- [Exercise instructions] Collect all the lines that mention the word "title".

- [Items listed in a dataset]
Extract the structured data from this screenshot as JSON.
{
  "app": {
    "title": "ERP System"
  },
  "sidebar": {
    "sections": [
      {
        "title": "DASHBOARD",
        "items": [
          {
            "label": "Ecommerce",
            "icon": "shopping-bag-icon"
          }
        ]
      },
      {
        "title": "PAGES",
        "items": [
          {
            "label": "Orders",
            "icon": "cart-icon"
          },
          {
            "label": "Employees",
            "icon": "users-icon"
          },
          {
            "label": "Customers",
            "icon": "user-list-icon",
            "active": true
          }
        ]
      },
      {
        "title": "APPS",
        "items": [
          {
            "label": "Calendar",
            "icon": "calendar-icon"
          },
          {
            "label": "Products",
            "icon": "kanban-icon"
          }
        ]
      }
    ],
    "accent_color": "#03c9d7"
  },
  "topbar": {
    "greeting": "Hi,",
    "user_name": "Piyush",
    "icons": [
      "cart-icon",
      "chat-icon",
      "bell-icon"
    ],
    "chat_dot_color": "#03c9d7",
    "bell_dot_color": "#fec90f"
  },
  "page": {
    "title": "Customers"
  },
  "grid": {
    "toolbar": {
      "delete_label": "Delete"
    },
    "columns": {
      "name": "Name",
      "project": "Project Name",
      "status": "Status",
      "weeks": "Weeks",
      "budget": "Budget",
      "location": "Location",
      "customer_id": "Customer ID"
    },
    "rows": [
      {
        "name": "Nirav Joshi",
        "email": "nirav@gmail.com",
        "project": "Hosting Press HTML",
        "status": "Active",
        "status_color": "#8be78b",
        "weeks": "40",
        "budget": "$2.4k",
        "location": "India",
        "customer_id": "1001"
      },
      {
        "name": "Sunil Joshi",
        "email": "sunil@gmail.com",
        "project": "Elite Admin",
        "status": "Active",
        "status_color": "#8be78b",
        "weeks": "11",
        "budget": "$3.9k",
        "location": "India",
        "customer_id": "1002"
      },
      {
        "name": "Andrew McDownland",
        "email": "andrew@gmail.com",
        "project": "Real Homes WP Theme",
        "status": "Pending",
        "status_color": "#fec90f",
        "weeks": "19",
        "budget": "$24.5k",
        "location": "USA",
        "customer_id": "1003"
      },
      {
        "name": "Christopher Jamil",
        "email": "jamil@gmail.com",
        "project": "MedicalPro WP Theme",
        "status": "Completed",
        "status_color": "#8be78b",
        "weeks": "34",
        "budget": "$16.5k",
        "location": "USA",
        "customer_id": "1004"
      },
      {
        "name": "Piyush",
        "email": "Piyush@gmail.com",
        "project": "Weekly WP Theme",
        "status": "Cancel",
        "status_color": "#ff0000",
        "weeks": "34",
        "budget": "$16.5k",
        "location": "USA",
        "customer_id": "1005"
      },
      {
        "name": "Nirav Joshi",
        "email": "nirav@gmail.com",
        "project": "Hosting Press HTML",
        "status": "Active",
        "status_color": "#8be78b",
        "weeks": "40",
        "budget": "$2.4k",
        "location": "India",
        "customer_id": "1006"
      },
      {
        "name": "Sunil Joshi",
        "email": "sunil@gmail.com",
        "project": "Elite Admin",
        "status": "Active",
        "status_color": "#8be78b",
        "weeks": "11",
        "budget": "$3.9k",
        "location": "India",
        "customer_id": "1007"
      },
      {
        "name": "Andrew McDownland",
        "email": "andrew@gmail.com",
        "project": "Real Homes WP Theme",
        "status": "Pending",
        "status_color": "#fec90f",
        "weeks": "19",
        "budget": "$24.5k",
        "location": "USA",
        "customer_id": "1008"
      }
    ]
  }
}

- [Result]
    "title": "ERP System"
        "title": "DASHBOARD",
        "title": "PAGES",
        "title": "APPS",
    "title": "Customers"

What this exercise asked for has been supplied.